Instructions to follow →
Gather up every line from the entries below that uses the word "four".

Provided records →
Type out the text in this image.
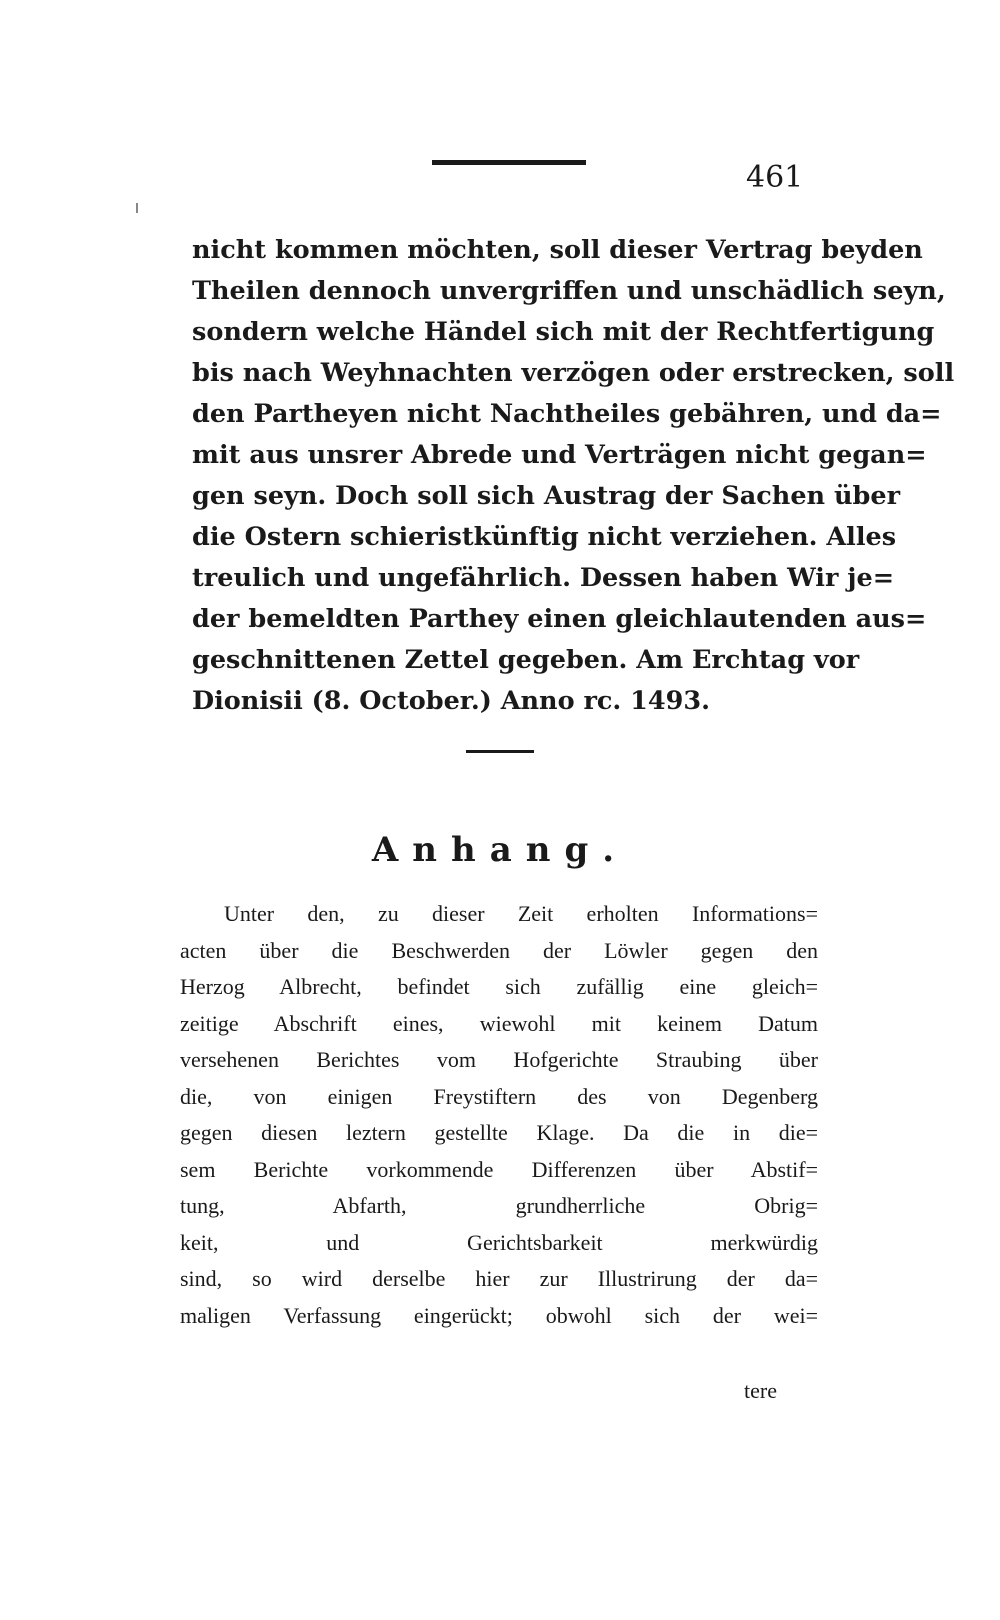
461
nicht kommen möchten, soll dieser Vertrag beyden
Theilen dennoch unvergriffen und unschädlich seyn,
sondern welche Händel sich mit der Rechtfertigung
bis nach Weyhnachten verzögen oder erstrecken, soll
den Partheyen nicht Nachtheiles gebähren, und da=
mit aus unsrer Abrede und Verträgen nicht gegan=
gen seyn. Doch soll sich Austrag der Sachen über
die Ostern schieristkünftig nicht verziehen. Alles
treulich und ungefährlich. Dessen haben Wir je=
der bemeldten Parthey einen gleichlautenden aus=
geschnittenen Zettel gegeben. Am Erchtag vor
Dionisii (8. October.) Anno rc. 1493.
Anhang.
Unter den, zu dieser Zeit erholten Informations=
acten über die Beschwerden der Löwler gegen den
Herzog Albrecht, befindet sich zufällig eine gleich=
zeitige Abschrift eines, wiewohl mit keinem Datum
versehenen Berichtes vom Hofgerichte Straubing über
die, von einigen Freystiftern des von Degenberg
gegen diesen leztern gestellte Klage. Da die in die=
sem Berichte vorkommende Differenzen über Abstif=
tung, Abfarth, grundherrliche Obrig=
keit, und Gerichtsbarkeit merkwürdig
sind, so wird derselbe hier zur Illustrirung der da=
maligen Verfassung eingerückt; obwohl sich der wei=
tere
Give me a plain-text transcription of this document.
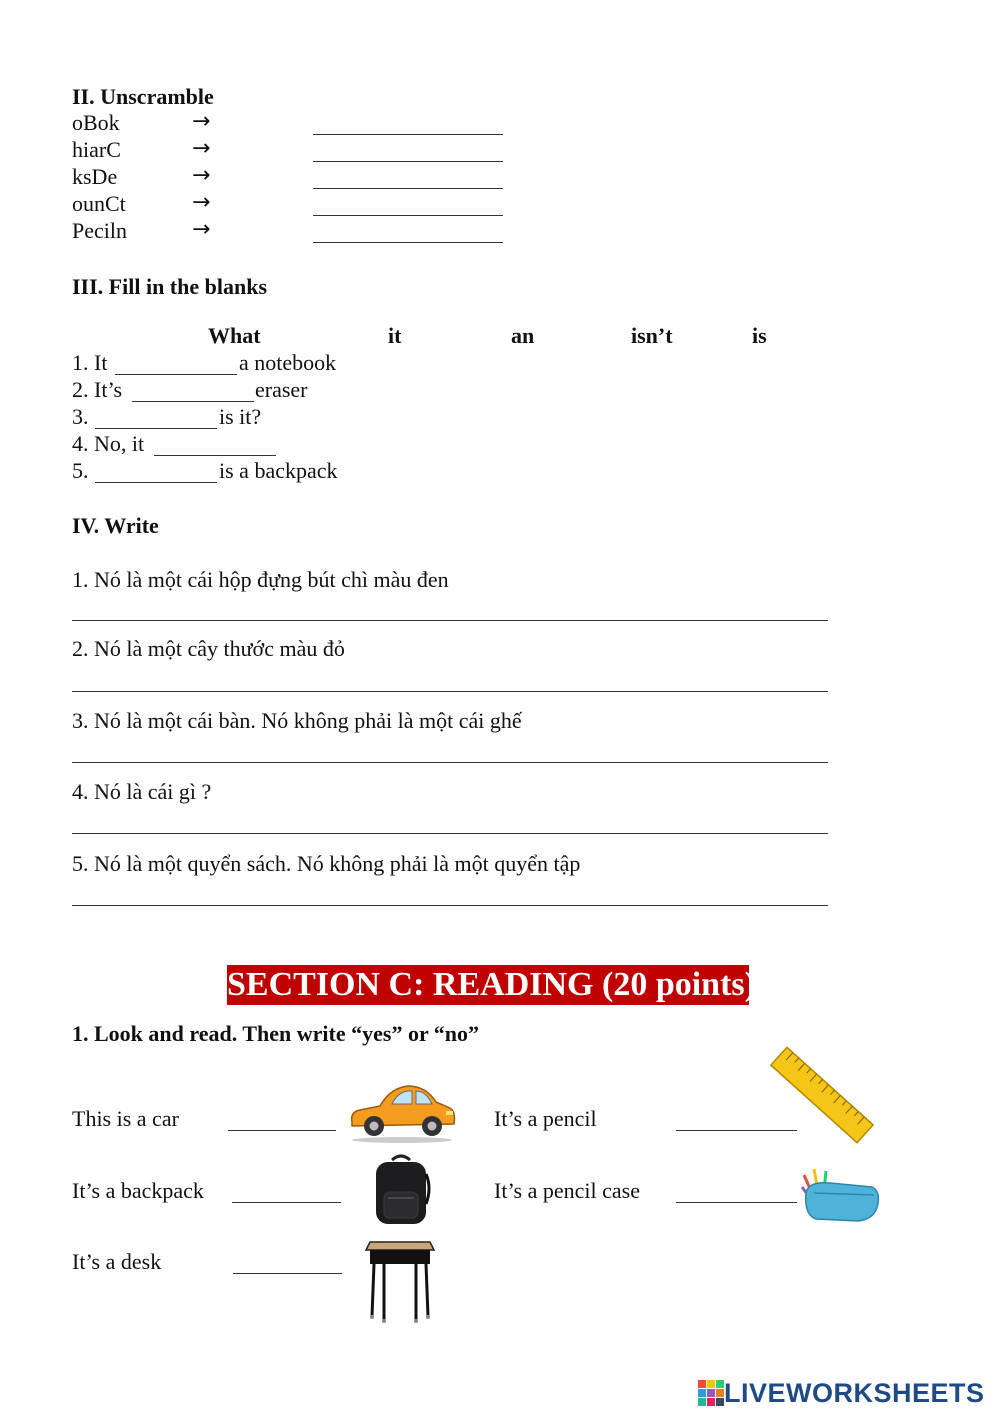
II. Unscramble
oBok	→
hiarC	→
ksDe	→
ounCt	→
Peciln	→
III. Fill in the blanks
What	it	an	isn’t	is
1. It	a notebook
2. It’s	eraser
3.	is it?
4. No, it
5.	is a backpack
IV. Write
1. Nó là một cái hộp đựng bút chì màu đen
2. Nó là một cây thước màu đỏ
3. Nó là một cái bàn. Nó không phải là một cái ghế
4. Nó là cái gì ?
5. Nó là một quyển sách. Nó không phải là một quyển tập
SECTION C: READING (20 points)
1. Look and read. Then write “yes” or “no”
This is a car	It’s a pencil
It’s a backpack	It’s a pencil case
It’s a desk
LIVEWORKSHEETS
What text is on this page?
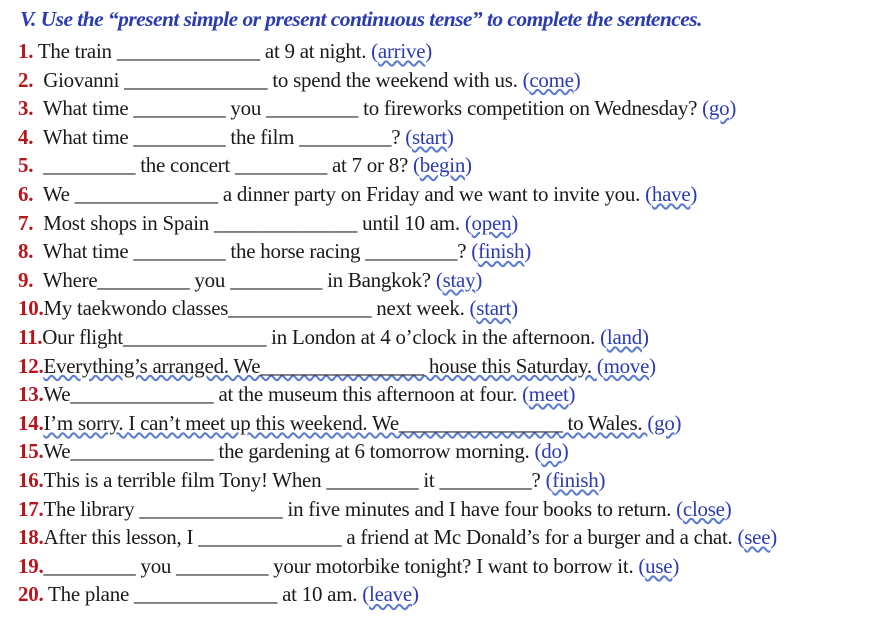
V. Use the “present simple or present continuous tense” to complete the sentences.
1. The train ______________ at 9 at night. (arrive)
2.  Giovanni ______________ to spend the weekend with us. (come)
3.  What time _________ you _________ to fireworks competition on Wednesday? (go)
4.  What time _________ the film _________? (start)
5.  _________ the concert _________ at 7 or 8? (begin)
6.  We ______________ a dinner party on Friday and we want to invite you. (have)
7.  Most shops in Spain ______________ until 10 am. (open)
8.  What time _________ the horse racing _________? (finish)
9.  Where_________ you _________ in Bangkok? (stay)
10.My taekwondo classes______________ next week. (start)
11.Our flight______________ in London at 4 o’clock in the afternoon. (land)
12.Everything’s arranged. We________________ house this Saturday. (move)
13.We______________ at the museum this afternoon at four. (meet)
14.I’m sorry. I can’t meet up this weekend. We________________ to Wales. (go)
15.We______________ the gardening at 6 tomorrow morning. (do)
16.This is a terrible film Tony! When _________ it _________? (finish)
17.The library ______________ in five minutes and I have four books to return. (close)
18.After this lesson, I ______________ a friend at Mc Donald’s for a burger and a chat. (see)
19._________ you _________ your motorbike tonight? I want to borrow it. (use)
20. The plane ______________ at 10 am. (leave)
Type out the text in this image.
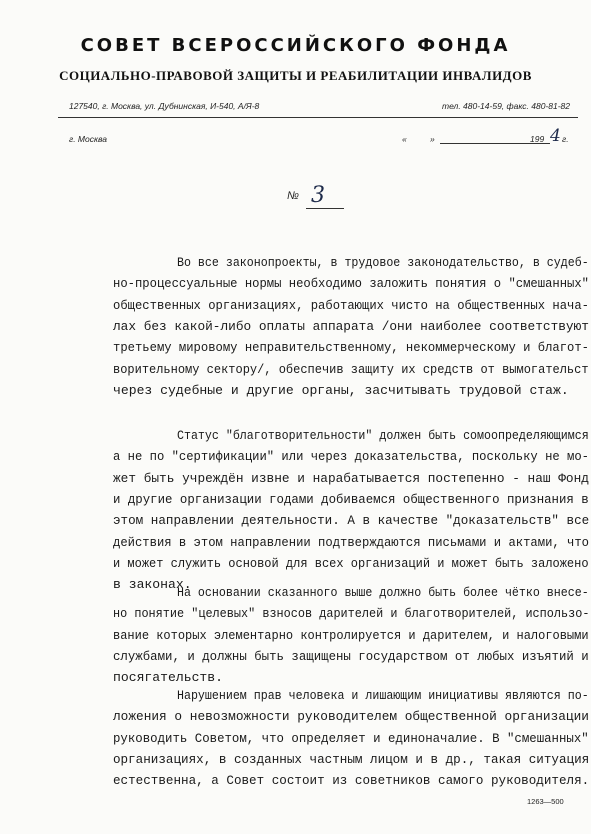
СОВЕТ ВСЕРОССИЙСКОГО ФОНДА
СОЦИАЛЬНО-ПРАВОВОЙ ЗАЩИТЫ И РЕАБИЛИТАЦИИ ИНВАЛИДОВ
127540, г. Москва, ул. Дубнинская, И-540, А/Я-8	тел. 480-14-59, факс. 480-81-82
г. Москва	«	»	199 4 г.
№ 3
Во все законопроекты, в трудовое законодательство, в судеб-
но-процессуальные нормы необходимо заложить понятия о "смешанных"
общественных организациях, работающих чисто на общественных нача-
лах без какой-либо оплаты аппарата /они наиболее соответствуют
третьему мировому неправительственному, некоммерческому и благот-
ворительному сектору/, обеспечив защиту их средств от вымогательст
через судебные и другие органы, засчитывать трудовой стаж.
Статус "благотворительности" должен быть сомоопределяющимся
а не по "сертификации" или через доказательства, поскольку не мо-
жет быть учреждён извне и нарабатывается постепенно - наш Фонд
и другие организации годами добиваемся общественного признания в
этом направлении деятельности. А в качестве "доказательств" все
действия в этом направлении подтверждаются письмами и актами, что
и может служить основой для всех организаций и может быть заложено
в законах.
На основании сказанного выше должно быть более чётко внесе-
но понятие "целевых" взносов дарителей и благотворителей, использо-
вание которых элементарно контролируется и дарителем, и налоговыми
службами, и должны быть защищены государством от любых изъятий и
посягательств.
Нарушением прав человека и лишающим инициативы являются по-
ложения о невозможности руководителем общественной организации
руководить Советом, что определяет и единоначалие. В "смешанных"
организациях, в созданных частным лицом и в др., такая ситуация
естественна, а Совет состоит из советников самого руководителя.
1263—500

The reply →
13.We______________ at the museum this afternoon at four. (meet)
17.The library ______________ in five minutes and I have four books to return. (close)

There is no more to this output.